## [The task]
Quote the records that follow in full and exactly; leave out the pictures.

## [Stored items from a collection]
________

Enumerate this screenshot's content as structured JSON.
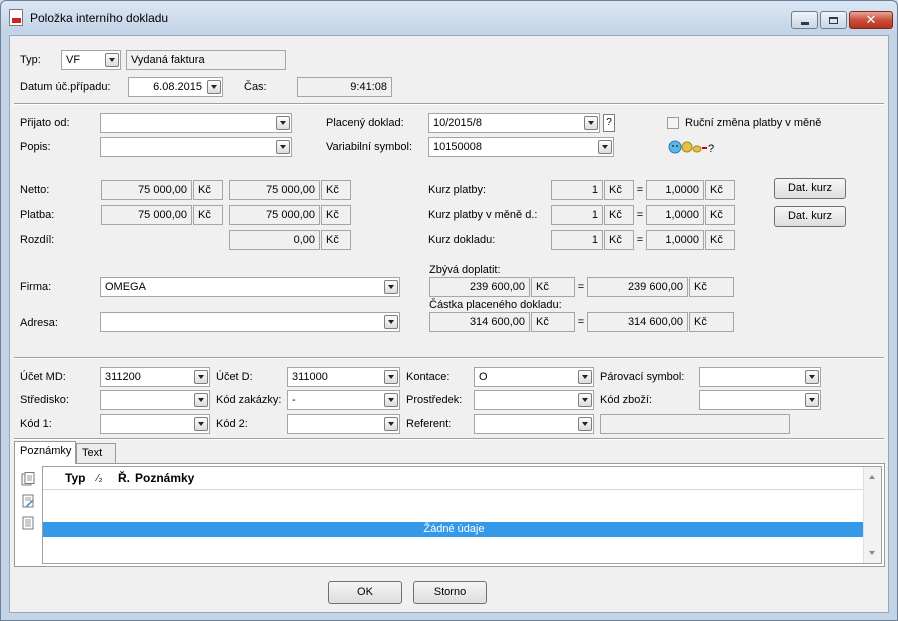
{
  "window": {
    "title": "Položka interního dokladu",
    "controls": {
      "minimize": "minimize-icon",
      "maximize": "maximize-icon",
      "close": "close-icon"
    }
  },
  "header": {
    "typ_label": "Typ:",
    "typ_value": "VF",
    "typ_desc": "Vydaná faktura",
    "datum_label": "Datum úč.případu:",
    "datum_value": "6.08.2015",
    "cas_label": "Čas:",
    "cas_value": "9:41:08"
  },
  "section1": {
    "prijato_label": "Přijato od:",
    "prijato_value": "",
    "popis_label": "Popis:",
    "popis_value": "",
    "placeny_label": "Placený doklad:",
    "placeny_value": "10/2015/8",
    "placeny_help": "?",
    "varsym_label": "Variabilní symbol:",
    "varsym_value": "10150008",
    "rucni_label": "Ruční změna platby v měně",
    "rucni_checked": false
  },
  "amounts": {
    "netto_label": "Netto:",
    "netto_val1": "75 000,00",
    "netto_val2": "75 000,00",
    "platba_label": "Platba:",
    "platba_val1": "75 000,00",
    "platba_val2": "75 000,00",
    "rozdil_label": "Rozdíl:",
    "rozdil_val": "0,00",
    "currency": "Kč"
  },
  "rates": {
    "kurz_platby_label": "Kurz platby:",
    "kurz_platby_a": "1",
    "kurz_platby_b": "1,0000",
    "kurz_mene_label": "Kurz platby v měně d.:",
    "kurz_mene_a": "1",
    "kurz_mene_b": "1,0000",
    "kurz_dokladu_label": "Kurz dokladu:",
    "kurz_dokladu_a": "1",
    "kurz_dokladu_b": "1,0000",
    "dat_kurz_btn": "Dat. kurz",
    "eq": "="
  },
  "firma": {
    "firma_label": "Firma:",
    "firma_value": "OMEGA",
    "adresa_label": "Adresa:",
    "adresa_value": "",
    "zbyva_label": "Zbývá doplatit:",
    "zbyva_val1": "239 600,00",
    "zbyva_val2": "239 600,00",
    "castka_label": "Částka placeného dokladu:",
    "castka_val1": "314 600,00",
    "castka_val2": "314 600,00"
  },
  "accounts": {
    "ucet_md_label": "Účet MD:",
    "ucet_md_value": "311200",
    "ucet_d_label": "Účet D:",
    "ucet_d_value": "311000",
    "kontace_label": "Kontace:",
    "kontace_value": "O",
    "parovaci_label": "Párovací symbol:",
    "parovaci_value": "",
    "stredisko_label": "Středisko:",
    "stredisko_value": "",
    "kod_zakazky_label": "Kód zakázky:",
    "kod_zakazky_value": "-",
    "prostredek_label": "Prostředek:",
    "prostredek_value": "",
    "kod_zbozi_label": "Kód zboží:",
    "kod_zbozi_value": "",
    "kod1_label": "Kód 1:",
    "kod1_value": "",
    "kod2_label": "Kód 2:",
    "kod2_value": "",
    "referent_label": "Referent:",
    "referent_value": "",
    "referent_desc": ""
  },
  "tabs": [
    {
      "label": "Poznámky",
      "active": true
    },
    {
      "label": "Text",
      "active": false
    }
  ],
  "notes_grid": {
    "col_typ": "Typ",
    "col_sort": "⁄₂",
    "col_r": "Ř.",
    "col_poznamky": "Poznámky",
    "empty_text": "Žádné údaje"
  },
  "footer": {
    "ok": "OK",
    "cancel": "Storno"
  }
}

________

## [Task result]
Enumerate this screenshot's content as structured JSON.
{
  "window": {
    "title": "Položka interního dokladu",
    "controls": {
      "minimize": "minimize-icon",
      "maximize": "maximize-icon",
      "close": "close-icon"
    }
  },
  "header": {
    "typ_label": "Typ:",
    "typ_value": "VF",
    "typ_desc": "Vydaná faktura",
    "datum_label": "Datum úč.případu:",
    "datum_value": "6.08.2015",
    "cas_label": "Čas:",
    "cas_value": "9:41:08"
  },
  "section1": {
    "prijato_label": "Přijato od:",
    "prijato_value": "",
    "popis_label": "Popis:",
    "popis_value": "",
    "placeny_label": "Placený doklad:",
    "placeny_value": "10/2015/8",
    "placeny_help": "?",
    "varsym_label": "Variabilní symbol:",
    "varsym_value": "10150008",
    "rucni_label": "Ruční změna platby v měně",
    "rucni_checked": false
  },
  "amounts": {
    "netto_label": "Netto:",
    "netto_val1": "75 000,00",
    "netto_val2": "75 000,00",
    "platba_label": "Platba:",
    "platba_val1": "75 000,00",
    "platba_val2": "75 000,00",
    "rozdil_label": "Rozdíl:",
    "rozdil_val": "0,00",
    "currency": "Kč"
  },
  "rates": {
    "kurz_platby_label": "Kurz platby:",
    "kurz_platby_a": "1",
    "kurz_platby_b": "1,0000",
    "kurz_mene_label": "Kurz platby v měně d.:",
    "kurz_mene_a": "1",
    "kurz_mene_b": "1,0000",
    "kurz_dokladu_label": "Kurz dokladu:",
    "kurz_dokladu_a": "1",
    "kurz_dokladu_b": "1,0000",
    "dat_kurz_btn": "Dat. kurz",
    "eq": "="
  },
  "firma": {
    "firma_label": "Firma:",
    "firma_value": "OMEGA",
    "adresa_label": "Adresa:",
    "adresa_value": "",
    "zbyva_label": "Zbývá doplatit:",
    "zbyva_val1": "239 600,00",
    "zbyva_val2": "239 600,00",
    "castka_label": "Částka placeného dokladu:",
    "castka_val1": "314 600,00",
    "castka_val2": "314 600,00"
  },
  "accounts": {
    "ucet_md_label": "Účet MD:",
    "ucet_md_value": "311200",
    "ucet_d_label": "Účet D:",
    "ucet_d_value": "311000",
    "kontace_label": "Kontace:",
    "kontace_value": "O",
    "parovaci_label": "Párovací symbol:",
    "parovaci_value": "",
    "stredisko_label": "Středisko:",
    "stredisko_value": "",
    "kod_zakazky_label": "Kód zakázky:",
    "kod_zakazky_value": "-",
    "prostredek_label": "Prostředek:",
    "prostredek_value": "",
    "kod_zbozi_label": "Kód zboží:",
    "kod_zbozi_value": "",
    "kod1_label": "Kód 1:",
    "kod1_value": "",
    "kod2_label": "Kód 2:",
    "kod2_value": "",
    "referent_label": "Referent:",
    "referent_value": "",
    "referent_desc": ""
  },
  "tabs": [
    {
      "label": "Poznámky",
      "active": true
    },
    {
      "label": "Text",
      "active": false
    }
  ],
  "notes_grid": {
    "col_typ": "Typ",
    "col_sort": "⁄₂",
    "col_r": "Ř.",
    "col_poznamky": "Poznámky",
    "empty_text": "Žádné údaje"
  },
  "footer": {
    "ok": "OK",
    "cancel": "Storno"
  }
}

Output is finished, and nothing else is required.